## BEGIN Article

Laughing at our (Shadow) Selves
So there are times when we witness a silly, embarrassing, flawed or shameful part of ourselves, and we laugh. And then there are times when we witness these silly, embarrassing, flawed and shameful parts of ourselves, and we go on the attack. This sermon is about that desire to attack and how we might, instead, learn to laugh.
And to alleviate fears that this will be a deathly serious sermon on such a beautiful day, let me get into things by starting with my favorite joke as of late.
So, a minister, a priest and a rabbi went for a hike. It was an unbelievably hot day-a real scorcher. So when they came upon a small lake, a little skinny dipping seemed like the natural thing to do. After all, they were friends and the spot was secluded. But wouldn't you know it, right as they were getting out of the water, along came a group of women from their town.
All three clergy took swift action. The minister immediately covered his private parts, as did the priest. But the rabbi's hands shot up and covered his face. After the dust settled and they found their clothes, the minister and the priest turned to their friend the rabbi and said, "What in heavens name were you thinking, leaving yourself exposed like that ?!"
To which the rabbi replied, "Well fellas, I don't know about you, but in my congregation, it's my face they would recognize."
And so it is that we begin this morning with a recognition that, while it may be different for each one of us, we all have parts of ourselves that we want to hide! As Robert Bly says in our reading this morning, we've all got our bag. For some of us, it's full of parts we're ashamed of. For others, it's packed with undeveloped parts we've ignored. For still others, that bag is a refuge of wounded parts that have given up on healing and now are devoted to staying hidden so they can never be hurt again.
Psychologists call it our "shadow" - a perfect description really as these are the parts of ourselves that we pretend aren't there and yet they trail behind us - they "shadow" us, no matter what we do. It's not like a wallet - a container for precious possessions we want to keep safe and know the whereabouts of at all times.
No, we're talking here about the bag we wish we could throw in the river - the parts of ourselves we wish would just go away, indeed the parts we all-too-often fool ourselves into believing have gone away.
For us responsible folks, it's our laziness. For us laid-back, go-with-the-flow folks, it's our desire to have things just a certain way. For us strong types, it's our need to be taken care of. For us empathetic types, it's our selfishness. For us peace-loving pacifists, it's the desire - even though he's not even in office any more - to wring Dick Cheney's neck.
I'll never forget how this came up with Hildegarde Vandersluess, a member of my previous church in Syracuse. She is one of the "church saints" - loved and admired by everyone. The kindest and most generous-hearted person you'll ever meet. And I praised her for it one day. "I wish," I told her, "that I had your ability to always see the best in others." Hildegarde smiled, and said, "Oh, thanks dear, but you have no idea how many times a day I look at people and think to myself: What a putz!"

## END Article

— Exercise 1 —
Reproduce the part of the sermon starting with "No, we're talking" and going on through "Dick Cheney's neck.".
— Exercise 2 —
Answer these questions about the sermon on the shadow self:
(a) In the joke, which of the three clergy covered his face?
(b) Whose reading is quoted as saying that we've all got our bag?
(c) In what city was the previous church that Hildegarde Vandersluess belonged to?
— Exercise 3 —
Extend the sermon on laughing at our shadow selves, picking up after Hildegarde's reply.

## BEGIN Data shown

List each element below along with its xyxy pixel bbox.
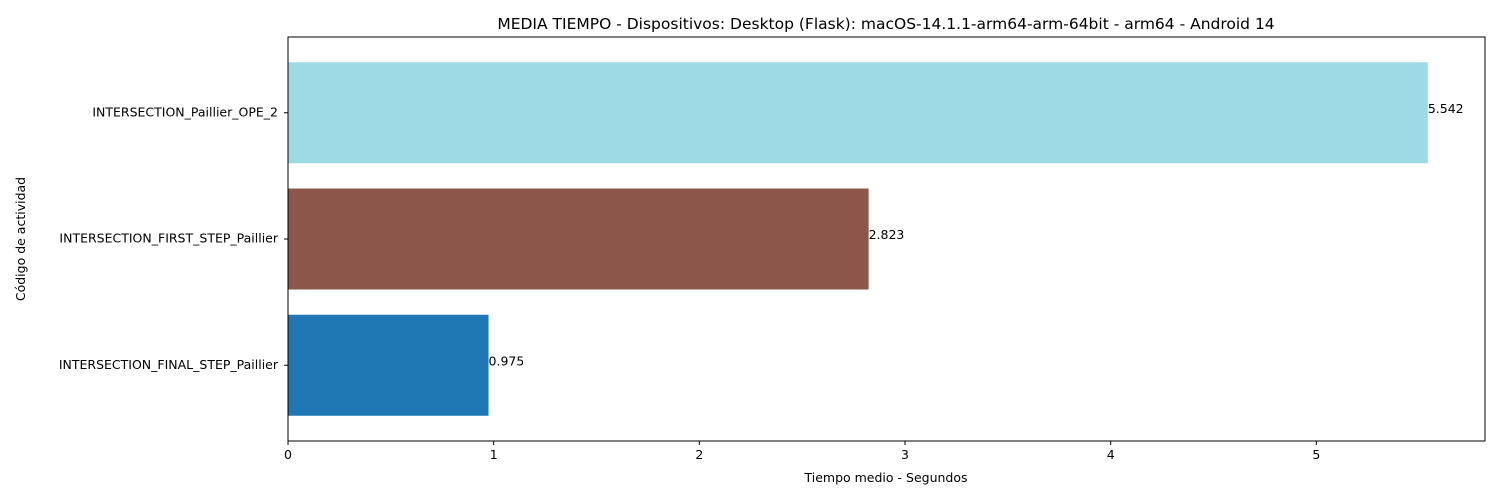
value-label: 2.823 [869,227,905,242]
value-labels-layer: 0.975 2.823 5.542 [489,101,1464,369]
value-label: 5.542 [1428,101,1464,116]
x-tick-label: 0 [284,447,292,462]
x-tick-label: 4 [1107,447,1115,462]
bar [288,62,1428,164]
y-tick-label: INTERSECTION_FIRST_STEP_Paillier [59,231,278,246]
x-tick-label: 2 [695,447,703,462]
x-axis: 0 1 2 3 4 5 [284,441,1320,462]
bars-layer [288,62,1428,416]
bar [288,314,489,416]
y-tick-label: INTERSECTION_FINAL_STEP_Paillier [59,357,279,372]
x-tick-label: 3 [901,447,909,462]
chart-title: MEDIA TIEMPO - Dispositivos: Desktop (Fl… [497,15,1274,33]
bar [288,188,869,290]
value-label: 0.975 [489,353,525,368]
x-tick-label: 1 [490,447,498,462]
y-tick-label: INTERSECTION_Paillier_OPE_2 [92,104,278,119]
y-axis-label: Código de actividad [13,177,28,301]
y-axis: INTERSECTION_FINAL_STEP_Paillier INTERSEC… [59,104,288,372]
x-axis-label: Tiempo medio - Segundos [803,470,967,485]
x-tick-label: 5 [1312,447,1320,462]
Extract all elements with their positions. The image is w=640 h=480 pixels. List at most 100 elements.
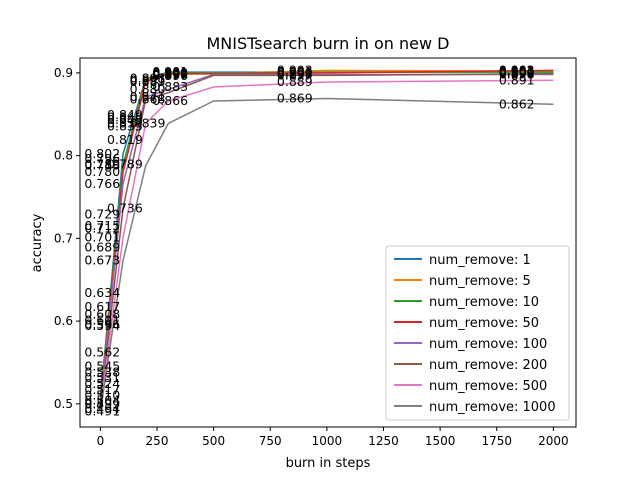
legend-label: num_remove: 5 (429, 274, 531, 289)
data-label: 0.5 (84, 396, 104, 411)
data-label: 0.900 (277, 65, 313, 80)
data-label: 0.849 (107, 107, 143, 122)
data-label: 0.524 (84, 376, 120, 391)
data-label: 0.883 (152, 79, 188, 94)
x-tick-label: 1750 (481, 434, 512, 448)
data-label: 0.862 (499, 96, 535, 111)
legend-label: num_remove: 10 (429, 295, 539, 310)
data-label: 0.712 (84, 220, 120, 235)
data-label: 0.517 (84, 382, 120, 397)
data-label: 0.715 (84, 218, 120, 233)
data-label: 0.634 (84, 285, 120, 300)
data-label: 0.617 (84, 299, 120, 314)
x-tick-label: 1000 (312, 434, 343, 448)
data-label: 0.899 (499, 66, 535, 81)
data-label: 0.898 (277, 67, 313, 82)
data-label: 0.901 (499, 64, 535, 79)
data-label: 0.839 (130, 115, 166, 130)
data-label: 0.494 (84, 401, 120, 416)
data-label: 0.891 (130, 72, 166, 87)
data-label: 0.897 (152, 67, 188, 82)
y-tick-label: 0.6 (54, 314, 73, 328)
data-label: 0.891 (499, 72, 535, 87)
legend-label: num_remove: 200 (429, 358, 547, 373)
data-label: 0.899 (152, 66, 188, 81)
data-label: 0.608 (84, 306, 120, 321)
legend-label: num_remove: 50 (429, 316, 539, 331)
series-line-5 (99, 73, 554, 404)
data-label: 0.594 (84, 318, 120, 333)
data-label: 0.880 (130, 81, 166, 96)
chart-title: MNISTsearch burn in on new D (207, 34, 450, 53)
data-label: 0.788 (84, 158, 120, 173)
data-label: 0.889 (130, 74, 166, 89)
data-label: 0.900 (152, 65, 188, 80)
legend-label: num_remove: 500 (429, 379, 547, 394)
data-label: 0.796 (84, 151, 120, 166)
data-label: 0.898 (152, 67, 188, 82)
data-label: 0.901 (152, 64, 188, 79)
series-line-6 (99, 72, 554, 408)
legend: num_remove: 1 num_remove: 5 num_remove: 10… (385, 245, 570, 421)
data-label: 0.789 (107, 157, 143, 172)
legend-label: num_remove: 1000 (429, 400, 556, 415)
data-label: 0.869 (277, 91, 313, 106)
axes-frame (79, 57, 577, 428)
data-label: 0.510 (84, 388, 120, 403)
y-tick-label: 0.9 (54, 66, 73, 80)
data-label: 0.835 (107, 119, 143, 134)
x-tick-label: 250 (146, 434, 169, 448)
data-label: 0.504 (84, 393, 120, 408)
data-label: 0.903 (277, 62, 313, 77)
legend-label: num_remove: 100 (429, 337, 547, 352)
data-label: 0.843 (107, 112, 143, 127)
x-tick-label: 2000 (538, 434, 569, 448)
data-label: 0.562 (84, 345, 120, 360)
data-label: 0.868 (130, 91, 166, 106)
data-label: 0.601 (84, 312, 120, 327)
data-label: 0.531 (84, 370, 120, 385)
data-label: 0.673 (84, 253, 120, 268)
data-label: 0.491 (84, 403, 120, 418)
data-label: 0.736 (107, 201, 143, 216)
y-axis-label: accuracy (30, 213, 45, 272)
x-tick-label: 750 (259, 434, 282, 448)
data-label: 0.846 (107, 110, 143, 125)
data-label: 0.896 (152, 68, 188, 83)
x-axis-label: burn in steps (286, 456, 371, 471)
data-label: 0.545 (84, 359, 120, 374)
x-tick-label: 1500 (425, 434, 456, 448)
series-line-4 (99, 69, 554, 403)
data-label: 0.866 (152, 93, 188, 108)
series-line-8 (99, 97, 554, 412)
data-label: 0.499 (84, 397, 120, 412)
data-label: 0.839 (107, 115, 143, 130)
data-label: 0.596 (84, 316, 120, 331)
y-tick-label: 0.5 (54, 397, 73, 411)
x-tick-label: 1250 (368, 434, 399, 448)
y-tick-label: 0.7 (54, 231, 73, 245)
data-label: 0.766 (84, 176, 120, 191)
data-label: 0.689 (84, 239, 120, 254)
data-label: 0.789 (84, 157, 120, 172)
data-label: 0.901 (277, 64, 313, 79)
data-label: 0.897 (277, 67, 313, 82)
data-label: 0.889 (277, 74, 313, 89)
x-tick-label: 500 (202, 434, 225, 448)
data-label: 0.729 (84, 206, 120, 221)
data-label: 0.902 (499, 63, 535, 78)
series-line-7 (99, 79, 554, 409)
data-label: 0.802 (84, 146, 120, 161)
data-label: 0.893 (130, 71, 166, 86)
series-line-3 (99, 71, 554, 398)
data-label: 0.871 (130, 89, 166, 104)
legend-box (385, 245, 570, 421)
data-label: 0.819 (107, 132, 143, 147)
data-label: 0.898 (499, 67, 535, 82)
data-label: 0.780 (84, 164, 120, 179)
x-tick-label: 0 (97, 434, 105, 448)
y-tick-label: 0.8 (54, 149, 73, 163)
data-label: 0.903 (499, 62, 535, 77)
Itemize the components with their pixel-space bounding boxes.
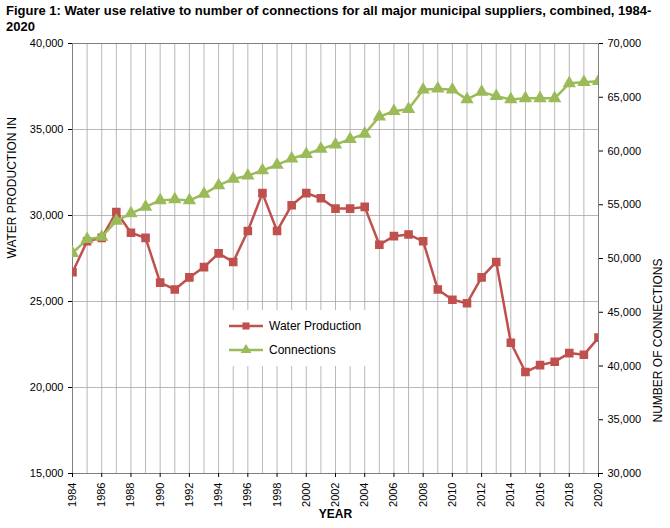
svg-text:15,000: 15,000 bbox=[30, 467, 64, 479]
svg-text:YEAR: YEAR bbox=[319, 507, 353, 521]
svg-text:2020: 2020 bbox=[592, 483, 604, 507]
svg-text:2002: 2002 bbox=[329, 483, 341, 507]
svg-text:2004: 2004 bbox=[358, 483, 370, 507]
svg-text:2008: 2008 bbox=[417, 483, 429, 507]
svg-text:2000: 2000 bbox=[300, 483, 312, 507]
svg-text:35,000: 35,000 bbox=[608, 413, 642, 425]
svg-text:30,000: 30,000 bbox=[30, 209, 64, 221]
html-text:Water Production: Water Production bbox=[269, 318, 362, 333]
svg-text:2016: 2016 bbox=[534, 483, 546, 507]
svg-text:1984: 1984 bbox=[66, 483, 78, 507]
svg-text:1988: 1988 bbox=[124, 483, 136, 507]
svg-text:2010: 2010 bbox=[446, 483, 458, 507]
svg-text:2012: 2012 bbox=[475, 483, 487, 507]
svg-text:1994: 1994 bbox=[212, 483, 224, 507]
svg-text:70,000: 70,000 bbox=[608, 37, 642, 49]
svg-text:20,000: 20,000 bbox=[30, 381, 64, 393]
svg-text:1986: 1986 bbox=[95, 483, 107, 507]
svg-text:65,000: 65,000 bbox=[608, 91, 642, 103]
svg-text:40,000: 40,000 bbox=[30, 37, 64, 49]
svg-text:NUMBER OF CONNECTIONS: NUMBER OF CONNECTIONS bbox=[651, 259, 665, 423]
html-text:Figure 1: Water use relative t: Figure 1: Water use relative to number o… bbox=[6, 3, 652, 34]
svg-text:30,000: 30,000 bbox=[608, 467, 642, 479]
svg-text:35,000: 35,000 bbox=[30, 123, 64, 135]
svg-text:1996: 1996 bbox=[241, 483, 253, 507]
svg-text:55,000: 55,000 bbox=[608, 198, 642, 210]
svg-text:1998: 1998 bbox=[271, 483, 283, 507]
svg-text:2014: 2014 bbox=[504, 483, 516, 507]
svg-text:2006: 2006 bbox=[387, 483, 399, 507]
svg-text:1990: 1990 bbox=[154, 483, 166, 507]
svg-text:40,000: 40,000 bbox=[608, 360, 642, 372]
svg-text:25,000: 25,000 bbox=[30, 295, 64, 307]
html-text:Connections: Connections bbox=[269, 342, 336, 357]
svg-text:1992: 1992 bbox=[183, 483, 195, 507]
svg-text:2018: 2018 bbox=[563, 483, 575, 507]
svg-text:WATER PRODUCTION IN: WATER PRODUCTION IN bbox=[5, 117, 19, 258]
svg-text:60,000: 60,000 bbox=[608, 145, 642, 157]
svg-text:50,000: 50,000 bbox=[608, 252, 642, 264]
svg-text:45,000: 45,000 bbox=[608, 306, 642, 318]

## END Data shown

— Task answer 1 —
No, we're talking here about the bag we wish we could throw in the river - the parts of ourselves we wish would just go away, indeed the parts we all-too-often fool ourselves into believing have gone away.
For us responsible folks, it's our laziness. For us laid-back, go-with-the-flow folks, it's our desire to have things just a certain way. For us strong types, it's our need to be taken care of. For us empathetic types, it's our selfishness. For us peace-loving pacifists, it's the desire - even though he's not even in office any more - to wring Dick Cheney's neck.

— Task answer 2 —
(a) The rabbi
(b) Robert Bly
(c) Syracuse

— Task answer 3 —
Now, as much as it amazed me that Hildegarde had such thoughts, what amazed me even more, frankly, was that she was willing to admit she had those thoughts. It's just not something that most of us do. Her undesirable parts had no bag. In her mind's eye, they sat there right along side her great kindness. She didn't put them "out of sight and out of mind." No, somehow she had the courage to look at and embrace her entire self. And friends, who of us doesn't wish we could - more often - be that brave?!
The Pulitzer Prize-winning author and maverick Christian theologian, Fredrick Buechner, says the central paradox and challenge of the human condition isn't that we desire holiness, but are stuck in sin; nor is it that we desire perfection, but constantly fall short. Rather, he says, it's that we hunger to be known in our full humanity and yet fear that exposure more than anything else.
Buechner doesn't use the word shadow; he instead talks about our "secrets." We want desperately for others to know them, he says, and yet we can't imagine a more dangerous thing. Forget all that stuff you've heard about hypocrisy or people wanting to seem holier than thou, he says. No, the reason we keep secrets, is much more basic than that. Simply put, we want to be loved and we're scared to death our secrets will get in the way.
And so they stay hidden - from others most certainly - but also, he says, from ourselves.
And that brings us back to Robert Bly's question. Suppose, he says, that the bag remains sealed. Suppose we keep our secrets hidden. "What happens then?" he asks.
Well, here's where I find it helpful to bring the Tibetan Buddhists into the conversation alongside these western psychologists and theologians. The Buddhists tell a tale of a beginning meditation student. This student had finally figured out how to reach that deep trance-like place, between waking and sleeping, where defensives are down and the soul is said to be able to speak most clearly. While in this open state, he suddenly saw a spider dangle down before him on a silken thread. It was ugly and threatening and, each day during his meditation, it would come back bigger, uglier and more threatening than the day before.
Finally the student became so frightened he went to his teacher. "Master," he explained, "for days now a spider has distracted me from my meditation. So I've decided that from now on I'm going to meditate with a knife in my lap, so the next time the spider comes I can kill it."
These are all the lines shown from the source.